### Stated exercise
Extract each line containing the string "name".

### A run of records
● ● ● ● ●

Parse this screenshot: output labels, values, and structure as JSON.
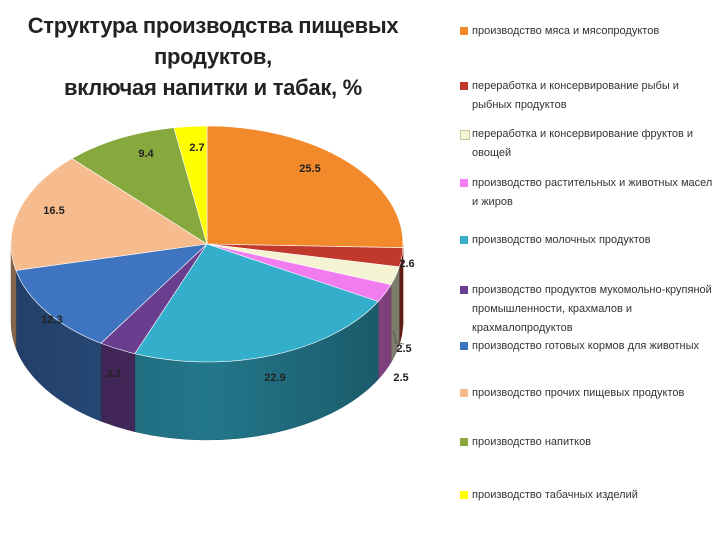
{
  "chart_data": {
    "type": "pie",
    "title_lines": [
      "Структура производства пищевых продуктов,",
      "включая напитки и табак, %"
    ],
    "slices": [
      {
        "label": "производство мяса и мясопродуктов",
        "value": 25.5,
        "color": "#F28A2C"
      },
      {
        "label": "переработка и консервирование рыбы и рыбных продуктов",
        "value": 2.6,
        "color": "#C0392B"
      },
      {
        "label": "переработка и консервирование фруктов и овощей",
        "value": 2.5,
        "color": "#F4F3D2"
      },
      {
        "label": "производство растительных и животных масел и жиров",
        "value": 2.5,
        "color": "#F07CF0"
      },
      {
        "label": "производство молочных продуктов",
        "value": 22.9,
        "color": "#33AECB"
      },
      {
        "label": "производство продуктов мукомольно-крупяной промышленности, крахмалов и крахмалопродуктов",
        "value": 3.1,
        "color": "#6A3E8E"
      },
      {
        "label": "производство готовых кормов для животных",
        "value": 12.3,
        "color": "#3F74C0"
      },
      {
        "label": "производство прочих пищевых продуктов",
        "value": 16.5,
        "color": "#F6BC8E"
      },
      {
        "label": "производство напитков",
        "value": 9.4,
        "color": "#86A83D"
      },
      {
        "label": "производство табачных изделий",
        "value": 2.7,
        "color": "#FFFF00"
      }
    ],
    "data_labels": [
      "25.5",
      "2.6",
      "2.5",
      "2.5",
      "22.9",
      "3.1",
      "12.3",
      "16.5",
      "9.4",
      "2.7"
    ],
    "legend_position": "right"
  }
}
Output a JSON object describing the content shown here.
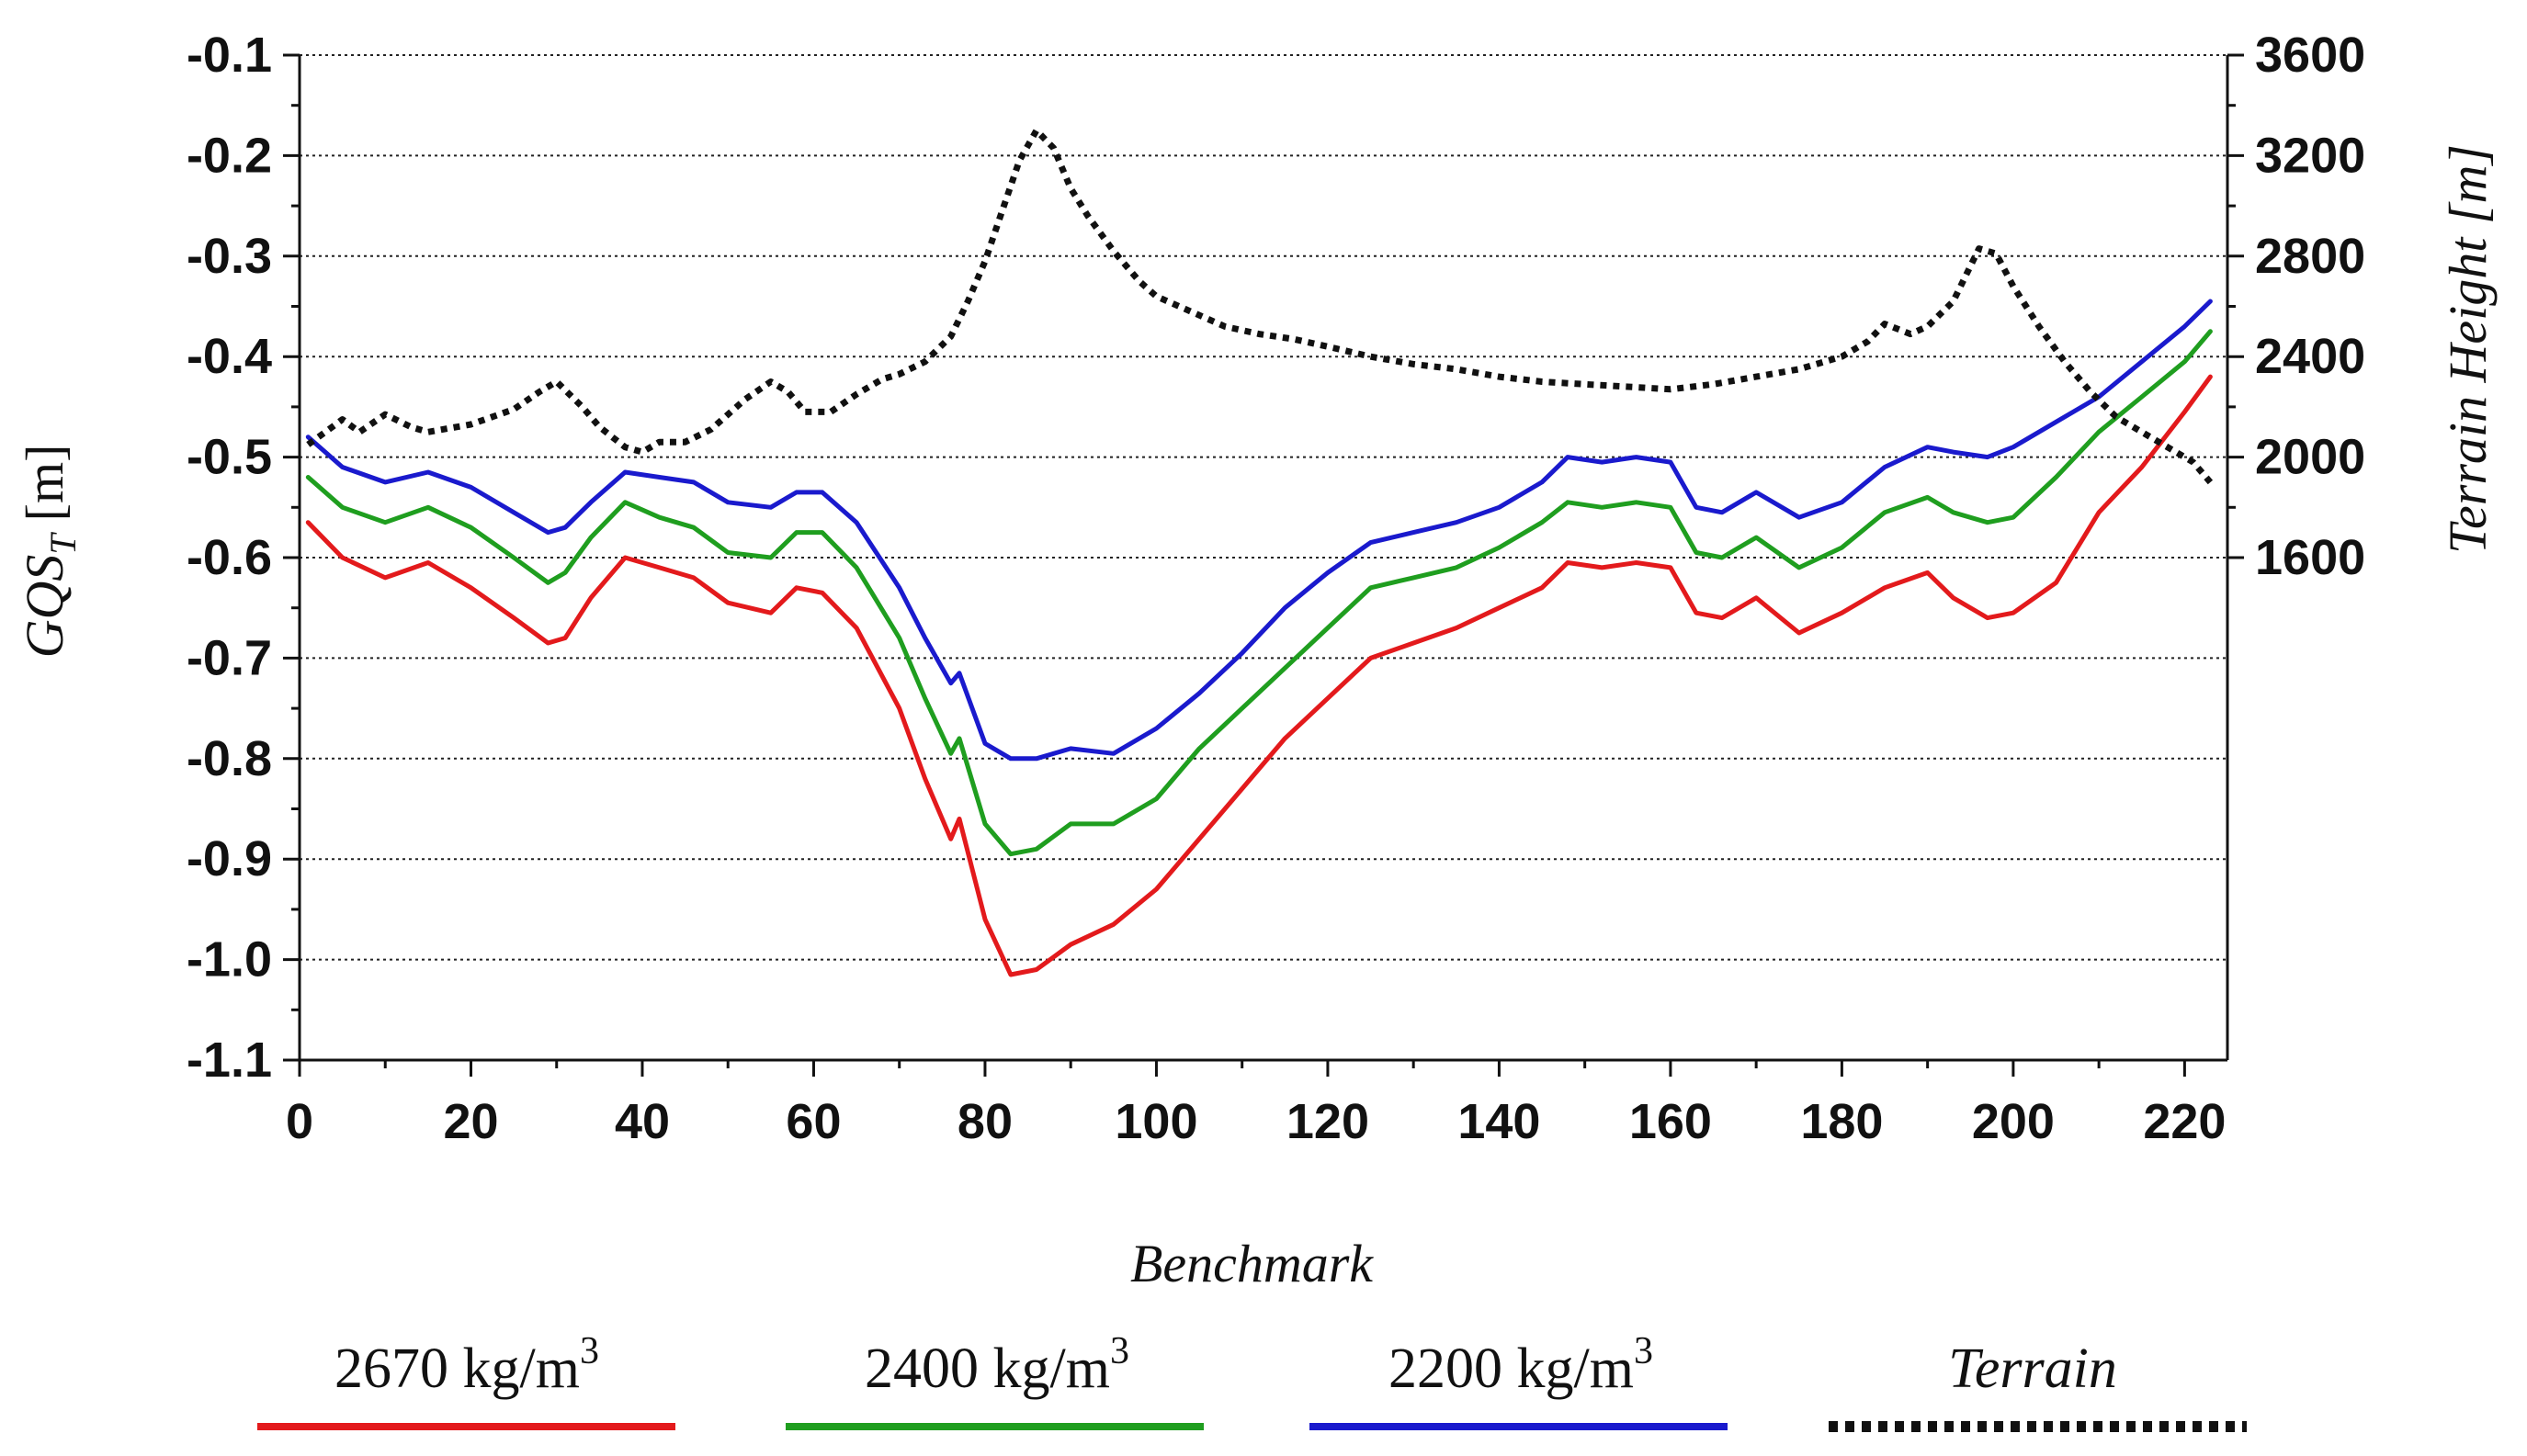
{
  "chart_data": {
    "type": "line",
    "xlabel": "Benchmark",
    "ylabel_main": "GQS",
    "ylabel_sub": "T",
    "ylabel_unit": "[m]",
    "y2label": "Terrain Height [m]",
    "xlim": [
      0,
      225
    ],
    "ylim": [
      -1.1,
      -0.1
    ],
    "y2lim": [
      -400,
      3600
    ],
    "xticks": [
      "0",
      "20",
      "40",
      "60",
      "80",
      "100",
      "120",
      "140",
      "160",
      "180",
      "200",
      "220"
    ],
    "xtick_values": [
      0,
      20,
      40,
      60,
      80,
      100,
      120,
      140,
      160,
      180,
      200,
      220
    ],
    "yticks": [
      "-0.1",
      "-0.2",
      "-0.3",
      "-0.4",
      "-0.5",
      "-0.6",
      "-0.7",
      "-0.8",
      "-0.9",
      "-1.0",
      "-1.1"
    ],
    "ytick_values": [
      -0.1,
      -0.2,
      -0.3,
      -0.4,
      -0.5,
      -0.6,
      -0.7,
      -0.8,
      -0.9,
      -1.0,
      -1.1
    ],
    "y2ticks": [
      "3600",
      "3200",
      "2800",
      "2400",
      "2000",
      "1600"
    ],
    "y2tick_values": [
      3600,
      3200,
      2800,
      2400,
      2000,
      1600
    ],
    "grid": true,
    "legend_position": "bottom",
    "series": [
      {
        "name": "2670 kg/m",
        "superscript": "3",
        "color": "#e31a1c",
        "axis": "left",
        "style": "solid",
        "x": [
          1,
          5,
          10,
          15,
          20,
          25,
          29,
          31,
          34,
          38,
          42,
          46,
          50,
          55,
          58,
          61,
          65,
          70,
          73,
          76,
          77,
          80,
          83,
          86,
          90,
          95,
          100,
          105,
          110,
          115,
          120,
          125,
          130,
          135,
          140,
          145,
          148,
          152,
          156,
          160,
          163,
          166,
          170,
          175,
          180,
          185,
          190,
          193,
          197,
          200,
          205,
          210,
          215,
          220,
          223
        ],
        "values": [
          -0.565,
          -0.6,
          -0.62,
          -0.605,
          -0.63,
          -0.66,
          -0.685,
          -0.68,
          -0.64,
          -0.6,
          -0.61,
          -0.62,
          -0.645,
          -0.655,
          -0.63,
          -0.635,
          -0.67,
          -0.75,
          -0.82,
          -0.88,
          -0.86,
          -0.96,
          -1.015,
          -1.01,
          -0.985,
          -0.965,
          -0.93,
          -0.88,
          -0.83,
          -0.78,
          -0.74,
          -0.7,
          -0.685,
          -0.67,
          -0.65,
          -0.63,
          -0.605,
          -0.61,
          -0.605,
          -0.61,
          -0.655,
          -0.66,
          -0.64,
          -0.675,
          -0.655,
          -0.63,
          -0.615,
          -0.64,
          -0.66,
          -0.655,
          -0.625,
          -0.555,
          -0.51,
          -0.455,
          -0.42
        ]
      },
      {
        "name": "2400 kg/m",
        "superscript": "3",
        "color": "#1f9e1f",
        "axis": "left",
        "style": "solid",
        "x": [
          1,
          5,
          10,
          15,
          20,
          25,
          29,
          31,
          34,
          38,
          42,
          46,
          50,
          55,
          58,
          61,
          65,
          70,
          73,
          76,
          77,
          80,
          83,
          86,
          90,
          95,
          100,
          105,
          110,
          115,
          120,
          125,
          130,
          135,
          140,
          145,
          148,
          152,
          156,
          160,
          163,
          166,
          170,
          175,
          180,
          185,
          190,
          193,
          197,
          200,
          205,
          210,
          215,
          220,
          223
        ],
        "values": [
          -0.52,
          -0.55,
          -0.565,
          -0.55,
          -0.57,
          -0.6,
          -0.625,
          -0.615,
          -0.58,
          -0.545,
          -0.56,
          -0.57,
          -0.595,
          -0.6,
          -0.575,
          -0.575,
          -0.61,
          -0.68,
          -0.74,
          -0.795,
          -0.78,
          -0.865,
          -0.895,
          -0.89,
          -0.865,
          -0.865,
          -0.84,
          -0.79,
          -0.75,
          -0.71,
          -0.67,
          -0.63,
          -0.62,
          -0.61,
          -0.59,
          -0.565,
          -0.545,
          -0.55,
          -0.545,
          -0.55,
          -0.595,
          -0.6,
          -0.58,
          -0.61,
          -0.59,
          -0.555,
          -0.54,
          -0.555,
          -0.565,
          -0.56,
          -0.52,
          -0.475,
          -0.44,
          -0.405,
          -0.375
        ]
      },
      {
        "name": "2200 kg/m",
        "superscript": "3",
        "color": "#1a1acd",
        "axis": "left",
        "style": "solid",
        "x": [
          1,
          5,
          10,
          15,
          20,
          25,
          29,
          31,
          34,
          38,
          42,
          46,
          50,
          55,
          58,
          61,
          65,
          70,
          73,
          76,
          77,
          80,
          83,
          86,
          90,
          95,
          100,
          105,
          110,
          115,
          120,
          125,
          130,
          135,
          140,
          145,
          148,
          152,
          156,
          160,
          163,
          166,
          170,
          175,
          180,
          185,
          190,
          193,
          197,
          200,
          205,
          210,
          215,
          220,
          223
        ],
        "values": [
          -0.48,
          -0.51,
          -0.525,
          -0.515,
          -0.53,
          -0.555,
          -0.575,
          -0.57,
          -0.545,
          -0.515,
          -0.52,
          -0.525,
          -0.545,
          -0.55,
          -0.535,
          -0.535,
          -0.565,
          -0.63,
          -0.68,
          -0.725,
          -0.715,
          -0.785,
          -0.8,
          -0.8,
          -0.79,
          -0.795,
          -0.77,
          -0.735,
          -0.695,
          -0.65,
          -0.615,
          -0.585,
          -0.575,
          -0.565,
          -0.55,
          -0.525,
          -0.5,
          -0.505,
          -0.5,
          -0.505,
          -0.55,
          -0.555,
          -0.535,
          -0.56,
          -0.545,
          -0.51,
          -0.49,
          -0.495,
          -0.5,
          -0.49,
          -0.465,
          -0.44,
          -0.405,
          -0.37,
          -0.345
        ]
      },
      {
        "name": "Terrain",
        "superscript": "",
        "color": "#111111",
        "axis": "right",
        "style": "dotted",
        "x": [
          1,
          3,
          5,
          7,
          10,
          13,
          15,
          20,
          25,
          28,
          30,
          33,
          35,
          38,
          40,
          42,
          45,
          48,
          52,
          55,
          57,
          59,
          62,
          65,
          68,
          70,
          73,
          76,
          78,
          80,
          82,
          84,
          86,
          88,
          90,
          92,
          95,
          98,
          100,
          104,
          108,
          112,
          116,
          120,
          125,
          130,
          135,
          140,
          145,
          150,
          155,
          160,
          165,
          170,
          175,
          180,
          183,
          185,
          188,
          190,
          193,
          196,
          198,
          200,
          203,
          206,
          209,
          212,
          215,
          218,
          221,
          223
        ],
        "values": [
          2050,
          2100,
          2150,
          2100,
          2170,
          2120,
          2100,
          2130,
          2190,
          2260,
          2300,
          2200,
          2120,
          2040,
          2020,
          2060,
          2060,
          2110,
          2230,
          2300,
          2260,
          2180,
          2180,
          2250,
          2310,
          2330,
          2380,
          2480,
          2620,
          2780,
          2980,
          3180,
          3300,
          3230,
          3070,
          2960,
          2820,
          2700,
          2640,
          2580,
          2520,
          2490,
          2470,
          2440,
          2400,
          2370,
          2350,
          2320,
          2300,
          2290,
          2280,
          2270,
          2290,
          2320,
          2350,
          2400,
          2460,
          2530,
          2490,
          2520,
          2620,
          2830,
          2810,
          2680,
          2520,
          2380,
          2260,
          2160,
          2100,
          2040,
          1980,
          1900
        ]
      }
    ]
  }
}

● ● ● ● ●

### Task output
        "name": "2670 kg/m",
        "name": "2400 kg/m",
        "name": "2200 kg/m",
        "name": "Terrain",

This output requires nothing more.